──────── Data provided ────────
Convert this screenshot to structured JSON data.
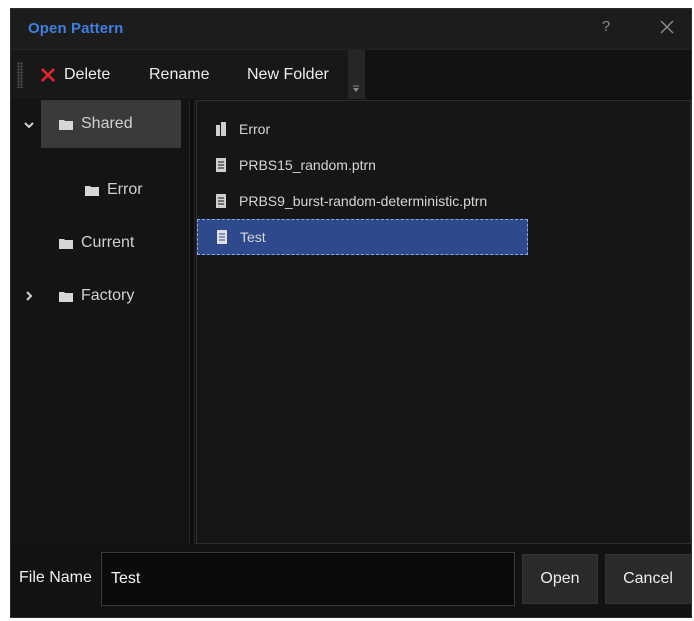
{
  "dialog": {
    "title": "Open Pattern",
    "help_glyph": "?",
    "icons": {
      "help": "help-icon",
      "close": "close-icon"
    }
  },
  "toolbar": {
    "delete_label": "Delete",
    "rename_label": "Rename",
    "new_folder_label": "New Folder",
    "delete_icon_color": "#e8262c"
  },
  "tree": {
    "shared": {
      "label": "Shared",
      "expanded": true,
      "selected": true
    },
    "error": {
      "label": "Error"
    },
    "current": {
      "label": "Current"
    },
    "factory": {
      "label": "Factory",
      "expanded": false
    }
  },
  "files": {
    "items": [
      {
        "name": "Error",
        "type": "folder"
      },
      {
        "name": "PRBS15_random.ptrn",
        "type": "file"
      },
      {
        "name": "PRBS9_burst-random-deterministic.ptrn",
        "type": "file"
      },
      {
        "name": "Test",
        "type": "file",
        "selected": true
      }
    ]
  },
  "footer": {
    "file_name_label": "File Name",
    "file_name_value": "Test",
    "open_label": "Open",
    "cancel_label": "Cancel"
  },
  "colors": {
    "accent": "#3f7fe0",
    "selection": "#2e4a8c",
    "background": "#121212"
  }
}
────────
## Task objective:
Your task is to set down the records shown above exactly, minus any pictures.

## Solved exercise:
Convert this screenshot to structured JSON data.
{
  "dialog": {
    "title": "Open Pattern",
    "help_glyph": "?",
    "icons": {
      "help": "help-icon",
      "close": "close-icon"
    }
  },
  "toolbar": {
    "delete_label": "Delete",
    "rename_label": "Rename",
    "new_folder_label": "New Folder",
    "delete_icon_color": "#e8262c"
  },
  "tree": {
    "shared": {
      "label": "Shared",
      "expanded": true,
      "selected": true
    },
    "error": {
      "label": "Error"
    },
    "current": {
      "label": "Current"
    },
    "factory": {
      "label": "Factory",
      "expanded": false
    }
  },
  "files": {
    "items": [
      {
        "name": "Error",
        "type": "folder"
      },
      {
        "name": "PRBS15_random.ptrn",
        "type": "file"
      },
      {
        "name": "PRBS9_burst-random-deterministic.ptrn",
        "type": "file"
      },
      {
        "name": "Test",
        "type": "file",
        "selected": true
      }
    ]
  },
  "footer": {
    "file_name_label": "File Name",
    "file_name_value": "Test",
    "open_label": "Open",
    "cancel_label": "Cancel"
  },
  "colors": {
    "accent": "#3f7fe0",
    "selection": "#2e4a8c",
    "background": "#121212"
  }
}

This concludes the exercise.